Records from a collection of figures

>> start

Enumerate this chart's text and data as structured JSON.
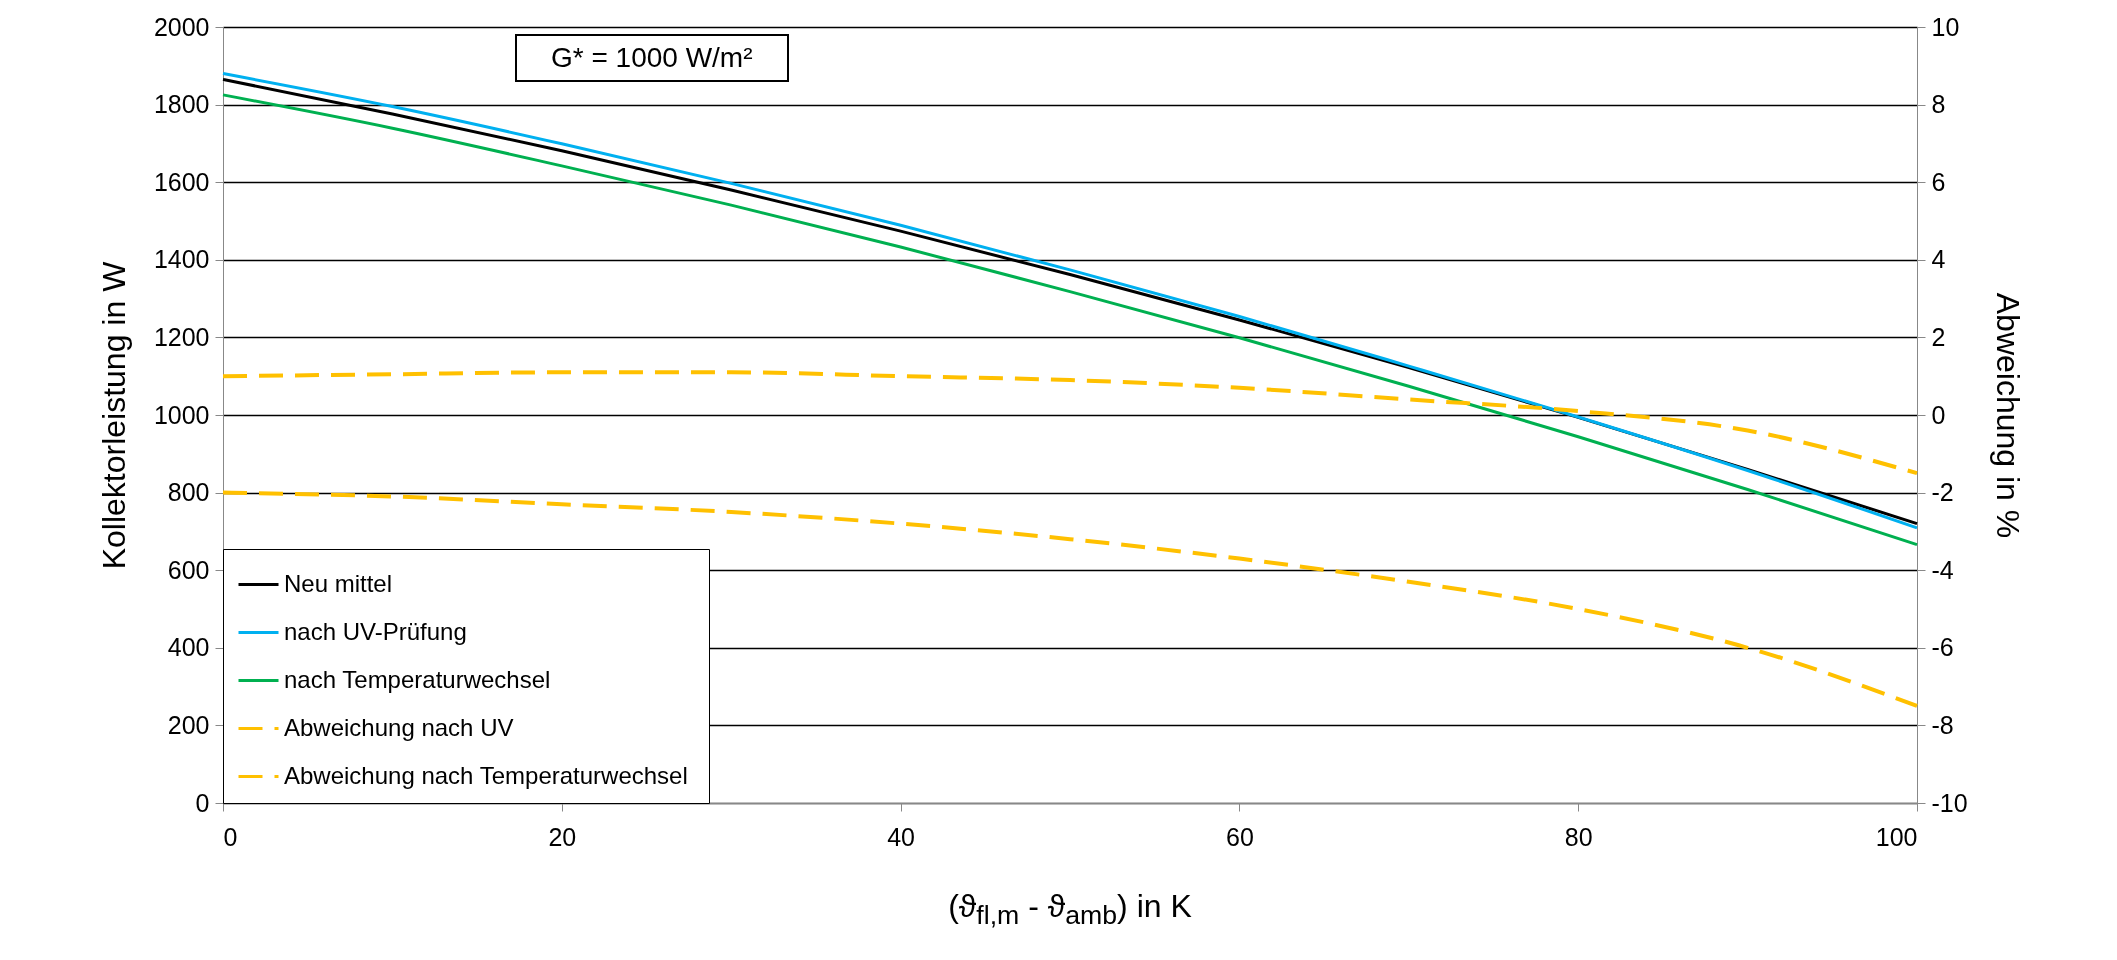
{
  "chart_data": {
    "type": "line",
    "xlabel": "(ϑ$_{fl,m}$ - ϑ$_{amb}$) in K",
    "ylabel": "Kollektorleistung in W",
    "y2label": "Abweichung in %",
    "annotations": [
      "G* = 1000 W/m²"
    ],
    "x": [
      0,
      10,
      20,
      30,
      40,
      50,
      60,
      70,
      80,
      90,
      100
    ],
    "series": [
      {
        "name": "Neu mittel",
        "color": "#000000",
        "line_style": "solid",
        "values": [
          1865,
          1776,
          1681,
          1580,
          1474,
          1362,
          1245,
          1122,
          994,
          860,
          720
        ]
      },
      {
        "name": "nach UV-Prüfung",
        "color": "#00b0f0",
        "line_style": "solid",
        "values": [
          1880,
          1795,
          1699,
          1597,
          1489,
          1374,
          1254,
          1126,
          995,
          857,
          709
        ]
      },
      {
        "name": "nach  Temperaturwechsel",
        "color": "#00b050",
        "line_style": "solid",
        "values": [
          1825,
          1739,
          1642,
          1541,
          1433,
          1318,
          1199,
          1074,
          944,
          808,
          666
        ]
      },
      {
        "name": "Abweichung nach UV",
        "color": "#ffc000",
        "line_style": "dashed",
        "axis": "y2",
        "values": [
          1.0,
          1.05,
          1.1,
          1.1,
          1.0,
          0.9,
          0.7,
          0.4,
          0.1,
          -0.4,
          -1.5
        ]
      },
      {
        "name": "Abweichung nach  Temperaturwechsel",
        "color": "#ffc000",
        "line_style": "dashed",
        "axis": "y2",
        "values": [
          -2.0,
          -2.1,
          -2.3,
          -2.5,
          -2.8,
          -3.2,
          -3.7,
          -4.3,
          -5.0,
          -6.0,
          -7.5
        ]
      }
    ],
    "xlim": [
      0,
      100
    ],
    "xticks": [
      0,
      20,
      40,
      60,
      80,
      100
    ],
    "ylim": [
      0,
      2000
    ],
    "yticks": [
      0,
      200,
      400,
      600,
      800,
      1000,
      1200,
      1400,
      1600,
      1800,
      2000
    ],
    "y2lim": [
      -10,
      10
    ],
    "y2ticks": [
      -10,
      -8,
      -6,
      -4,
      -2,
      0,
      2,
      4,
      6,
      8,
      10
    ],
    "grid": "y",
    "legend": "bottom left"
  }
}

>> end

Written task:
Every record above must be given again exactly; drop the pictures.

Response to the exercise:
Enumerate this chart's text and data as structured JSON.
{
  "chart_data": {
    "type": "line",
    "xlabel": "(ϑ$_{fl,m}$ - ϑ$_{amb}$) in K",
    "ylabel": "Kollektorleistung in W",
    "y2label": "Abweichung in %",
    "annotations": [
      "G* = 1000 W/m²"
    ],
    "x": [
      0,
      10,
      20,
      30,
      40,
      50,
      60,
      70,
      80,
      90,
      100
    ],
    "series": [
      {
        "name": "Neu mittel",
        "color": "#000000",
        "line_style": "solid",
        "values": [
          1865,
          1776,
          1681,
          1580,
          1474,
          1362,
          1245,
          1122,
          994,
          860,
          720
        ]
      },
      {
        "name": "nach UV-Prüfung",
        "color": "#00b0f0",
        "line_style": "solid",
        "values": [
          1880,
          1795,
          1699,
          1597,
          1489,
          1374,
          1254,
          1126,
          995,
          857,
          709
        ]
      },
      {
        "name": "nach  Temperaturwechsel",
        "color": "#00b050",
        "line_style": "solid",
        "values": [
          1825,
          1739,
          1642,
          1541,
          1433,
          1318,
          1199,
          1074,
          944,
          808,
          666
        ]
      },
      {
        "name": "Abweichung nach UV",
        "color": "#ffc000",
        "line_style": "dashed",
        "axis": "y2",
        "values": [
          1.0,
          1.05,
          1.1,
          1.1,
          1.0,
          0.9,
          0.7,
          0.4,
          0.1,
          -0.4,
          -1.5
        ]
      },
      {
        "name": "Abweichung nach  Temperaturwechsel",
        "color": "#ffc000",
        "line_style": "dashed",
        "axis": "y2",
        "values": [
          -2.0,
          -2.1,
          -2.3,
          -2.5,
          -2.8,
          -3.2,
          -3.7,
          -4.3,
          -5.0,
          -6.0,
          -7.5
        ]
      }
    ],
    "xlim": [
      0,
      100
    ],
    "xticks": [
      0,
      20,
      40,
      60,
      80,
      100
    ],
    "ylim": [
      0,
      2000
    ],
    "yticks": [
      0,
      200,
      400,
      600,
      800,
      1000,
      1200,
      1400,
      1600,
      1800,
      2000
    ],
    "y2lim": [
      -10,
      10
    ],
    "y2ticks": [
      -10,
      -8,
      -6,
      -4,
      -2,
      0,
      2,
      4,
      6,
      8,
      10
    ],
    "grid": "y",
    "legend": "bottom left"
  }
}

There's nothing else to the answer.